Instructions to follow - Rewrite everything from the line containing "page-description: You can" down to the line containing "admin-tabs: ts Issues" as a numbered list, leaving out any blank lines.
--- begin Data section ---
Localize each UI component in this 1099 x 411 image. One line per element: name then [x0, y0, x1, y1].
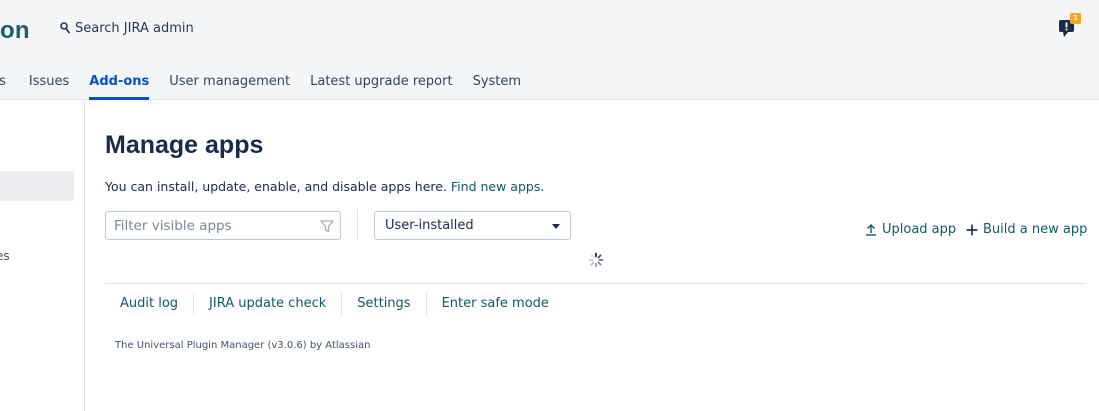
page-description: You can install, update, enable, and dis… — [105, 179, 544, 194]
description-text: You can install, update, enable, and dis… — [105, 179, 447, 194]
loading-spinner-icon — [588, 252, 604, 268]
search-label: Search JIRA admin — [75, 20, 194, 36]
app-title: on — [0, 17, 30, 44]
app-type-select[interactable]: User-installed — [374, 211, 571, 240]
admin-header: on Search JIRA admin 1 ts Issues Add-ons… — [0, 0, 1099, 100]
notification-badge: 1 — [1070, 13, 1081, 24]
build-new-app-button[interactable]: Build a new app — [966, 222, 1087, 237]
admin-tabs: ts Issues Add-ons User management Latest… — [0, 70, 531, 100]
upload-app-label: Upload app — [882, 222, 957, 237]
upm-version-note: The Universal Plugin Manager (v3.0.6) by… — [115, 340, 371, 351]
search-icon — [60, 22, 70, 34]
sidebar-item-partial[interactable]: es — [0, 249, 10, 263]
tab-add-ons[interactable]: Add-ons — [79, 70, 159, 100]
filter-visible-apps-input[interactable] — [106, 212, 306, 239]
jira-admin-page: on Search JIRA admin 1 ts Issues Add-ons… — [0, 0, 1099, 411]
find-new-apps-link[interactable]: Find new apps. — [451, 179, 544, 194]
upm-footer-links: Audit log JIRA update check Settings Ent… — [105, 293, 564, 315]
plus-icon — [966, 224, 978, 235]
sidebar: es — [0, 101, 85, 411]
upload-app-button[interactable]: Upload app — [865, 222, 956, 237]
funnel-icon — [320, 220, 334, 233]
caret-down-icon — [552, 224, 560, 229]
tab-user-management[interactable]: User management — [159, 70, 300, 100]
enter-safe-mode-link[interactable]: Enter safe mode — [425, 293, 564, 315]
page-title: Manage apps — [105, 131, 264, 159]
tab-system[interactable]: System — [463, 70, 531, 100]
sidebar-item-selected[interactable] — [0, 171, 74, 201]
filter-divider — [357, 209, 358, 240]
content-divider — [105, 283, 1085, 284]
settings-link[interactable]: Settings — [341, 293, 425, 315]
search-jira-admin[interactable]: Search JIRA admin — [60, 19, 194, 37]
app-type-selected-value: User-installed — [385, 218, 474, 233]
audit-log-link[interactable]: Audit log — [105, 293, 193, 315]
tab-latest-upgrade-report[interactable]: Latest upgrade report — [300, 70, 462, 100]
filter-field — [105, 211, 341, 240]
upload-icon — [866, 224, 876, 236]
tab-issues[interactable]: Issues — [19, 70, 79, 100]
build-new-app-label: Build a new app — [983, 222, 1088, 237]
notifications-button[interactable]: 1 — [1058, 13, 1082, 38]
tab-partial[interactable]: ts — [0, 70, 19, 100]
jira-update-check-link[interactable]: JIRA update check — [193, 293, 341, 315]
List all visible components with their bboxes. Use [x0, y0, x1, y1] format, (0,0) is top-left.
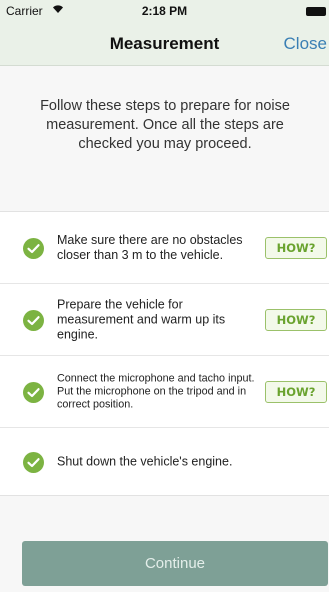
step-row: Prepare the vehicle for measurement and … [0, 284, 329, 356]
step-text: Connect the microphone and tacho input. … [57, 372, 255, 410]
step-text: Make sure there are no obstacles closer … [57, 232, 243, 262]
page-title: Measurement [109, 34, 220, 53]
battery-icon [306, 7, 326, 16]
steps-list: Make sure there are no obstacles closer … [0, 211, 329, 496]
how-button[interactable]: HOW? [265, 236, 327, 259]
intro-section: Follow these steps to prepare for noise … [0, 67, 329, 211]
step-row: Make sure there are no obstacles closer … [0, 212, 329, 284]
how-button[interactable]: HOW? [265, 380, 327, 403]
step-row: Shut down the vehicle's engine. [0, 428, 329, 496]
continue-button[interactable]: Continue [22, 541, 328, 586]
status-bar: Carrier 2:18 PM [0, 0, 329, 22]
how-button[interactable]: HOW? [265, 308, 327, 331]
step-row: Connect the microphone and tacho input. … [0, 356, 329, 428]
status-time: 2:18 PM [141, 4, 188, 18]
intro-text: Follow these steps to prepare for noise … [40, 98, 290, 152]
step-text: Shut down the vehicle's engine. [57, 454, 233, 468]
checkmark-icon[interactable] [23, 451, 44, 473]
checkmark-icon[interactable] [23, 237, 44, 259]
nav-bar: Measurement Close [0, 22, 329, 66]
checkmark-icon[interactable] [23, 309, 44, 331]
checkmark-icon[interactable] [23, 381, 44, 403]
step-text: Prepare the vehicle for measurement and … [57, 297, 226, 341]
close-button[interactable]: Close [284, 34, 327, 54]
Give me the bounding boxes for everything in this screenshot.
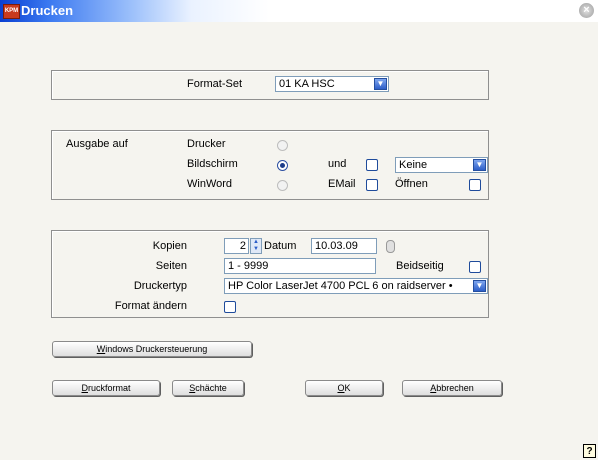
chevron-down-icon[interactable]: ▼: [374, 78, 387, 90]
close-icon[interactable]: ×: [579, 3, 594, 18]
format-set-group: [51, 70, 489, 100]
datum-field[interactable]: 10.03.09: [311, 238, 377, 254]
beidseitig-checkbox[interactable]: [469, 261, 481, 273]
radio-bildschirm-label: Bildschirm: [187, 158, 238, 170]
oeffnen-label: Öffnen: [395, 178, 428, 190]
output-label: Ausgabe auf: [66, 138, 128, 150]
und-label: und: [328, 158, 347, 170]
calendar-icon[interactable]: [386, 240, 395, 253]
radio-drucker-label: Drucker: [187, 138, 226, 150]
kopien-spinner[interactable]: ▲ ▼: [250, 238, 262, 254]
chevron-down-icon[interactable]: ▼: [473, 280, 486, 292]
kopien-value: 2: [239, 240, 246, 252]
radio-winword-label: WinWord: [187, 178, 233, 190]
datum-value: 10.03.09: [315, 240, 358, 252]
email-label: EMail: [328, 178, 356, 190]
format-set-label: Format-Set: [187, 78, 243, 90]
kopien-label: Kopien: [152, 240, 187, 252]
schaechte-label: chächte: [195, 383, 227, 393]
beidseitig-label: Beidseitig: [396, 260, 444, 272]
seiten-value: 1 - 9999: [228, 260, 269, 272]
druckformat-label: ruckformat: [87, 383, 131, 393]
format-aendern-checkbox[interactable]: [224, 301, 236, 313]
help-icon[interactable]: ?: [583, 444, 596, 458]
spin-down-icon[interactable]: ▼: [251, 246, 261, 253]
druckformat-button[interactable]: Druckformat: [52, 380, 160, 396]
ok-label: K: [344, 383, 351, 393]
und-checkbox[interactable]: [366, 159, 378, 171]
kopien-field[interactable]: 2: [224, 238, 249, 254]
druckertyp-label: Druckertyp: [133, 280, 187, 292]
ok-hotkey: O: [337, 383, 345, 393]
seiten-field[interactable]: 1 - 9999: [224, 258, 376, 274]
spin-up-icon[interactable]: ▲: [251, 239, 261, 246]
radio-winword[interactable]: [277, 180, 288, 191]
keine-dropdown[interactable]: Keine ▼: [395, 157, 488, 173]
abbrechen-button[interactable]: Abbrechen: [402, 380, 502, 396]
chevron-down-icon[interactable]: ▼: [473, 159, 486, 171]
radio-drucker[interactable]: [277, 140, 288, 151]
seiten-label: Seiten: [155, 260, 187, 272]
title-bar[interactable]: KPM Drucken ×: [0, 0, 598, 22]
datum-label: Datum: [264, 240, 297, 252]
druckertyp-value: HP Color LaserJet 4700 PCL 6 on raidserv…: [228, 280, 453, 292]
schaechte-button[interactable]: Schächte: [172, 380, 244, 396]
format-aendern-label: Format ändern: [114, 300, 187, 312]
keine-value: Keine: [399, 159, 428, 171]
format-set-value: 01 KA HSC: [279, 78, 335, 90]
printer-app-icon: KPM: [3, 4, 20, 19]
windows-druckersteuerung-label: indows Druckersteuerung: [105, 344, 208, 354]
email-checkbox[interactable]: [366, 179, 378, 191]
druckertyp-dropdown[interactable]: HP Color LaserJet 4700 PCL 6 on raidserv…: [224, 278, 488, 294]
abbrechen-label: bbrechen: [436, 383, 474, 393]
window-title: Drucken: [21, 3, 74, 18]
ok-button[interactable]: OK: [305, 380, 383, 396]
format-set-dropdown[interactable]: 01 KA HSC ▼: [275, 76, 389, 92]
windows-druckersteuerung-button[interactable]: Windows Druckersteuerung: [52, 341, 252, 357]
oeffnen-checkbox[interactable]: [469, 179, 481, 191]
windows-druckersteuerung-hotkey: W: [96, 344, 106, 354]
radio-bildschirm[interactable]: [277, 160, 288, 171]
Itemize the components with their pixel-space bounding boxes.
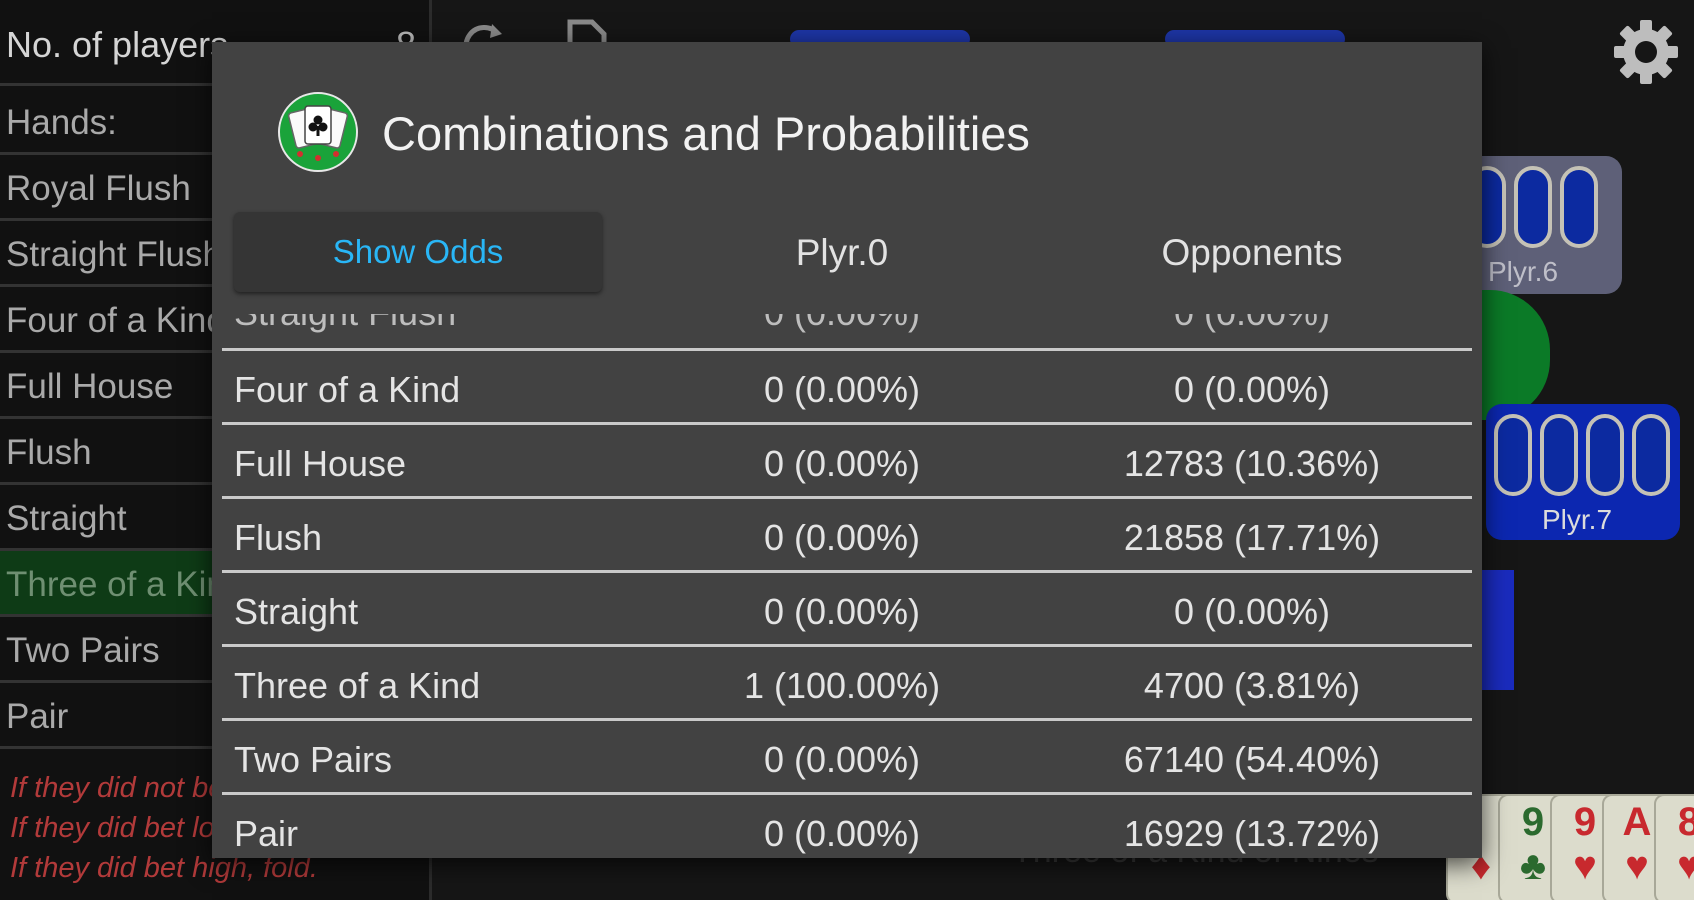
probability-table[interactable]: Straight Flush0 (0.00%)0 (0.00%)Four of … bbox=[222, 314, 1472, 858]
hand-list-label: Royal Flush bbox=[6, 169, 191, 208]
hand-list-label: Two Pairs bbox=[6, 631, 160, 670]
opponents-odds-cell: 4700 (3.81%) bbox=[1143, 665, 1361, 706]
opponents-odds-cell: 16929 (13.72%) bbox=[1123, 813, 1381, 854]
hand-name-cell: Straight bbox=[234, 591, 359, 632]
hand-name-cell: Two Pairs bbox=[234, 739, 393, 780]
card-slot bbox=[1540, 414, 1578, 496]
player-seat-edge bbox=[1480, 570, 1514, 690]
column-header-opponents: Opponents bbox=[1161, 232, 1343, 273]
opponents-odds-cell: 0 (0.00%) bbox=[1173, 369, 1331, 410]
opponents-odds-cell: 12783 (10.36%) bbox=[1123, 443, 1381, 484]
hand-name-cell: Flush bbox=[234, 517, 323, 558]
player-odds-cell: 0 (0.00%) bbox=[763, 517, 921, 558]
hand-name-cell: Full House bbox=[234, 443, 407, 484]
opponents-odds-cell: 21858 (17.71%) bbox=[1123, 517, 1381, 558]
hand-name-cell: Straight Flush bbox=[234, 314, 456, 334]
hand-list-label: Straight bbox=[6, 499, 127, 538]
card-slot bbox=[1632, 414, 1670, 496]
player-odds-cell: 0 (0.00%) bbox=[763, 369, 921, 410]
--- end Data section ---
The completed task -
1. page-description: You can install, update, enable, and dis… — [105, 179, 544, 194]
2. description-text: You can install, update, enable, and dis… — [105, 179, 447, 194]
3. loading-spinner-icon — [588, 252, 604, 268]
4. search-label: Search JIRA admin — [75, 20, 194, 36]
5. app-title: on — [0, 17, 30, 44]
6. app-type-select[interactable]: User-installed — [374, 211, 571, 240]
7. admin-header: on Search JIRA admin 1 ts Issues Add-ons… — [0, 0, 1099, 100]
8. notification-badge: 1 — [1070, 13, 1081, 24]
9. build-new-app-button[interactable]: Build a new app — [966, 222, 1087, 237]
10. admin-tabs: ts Issues Add-ons User management Latest… — [0, 70, 531, 100]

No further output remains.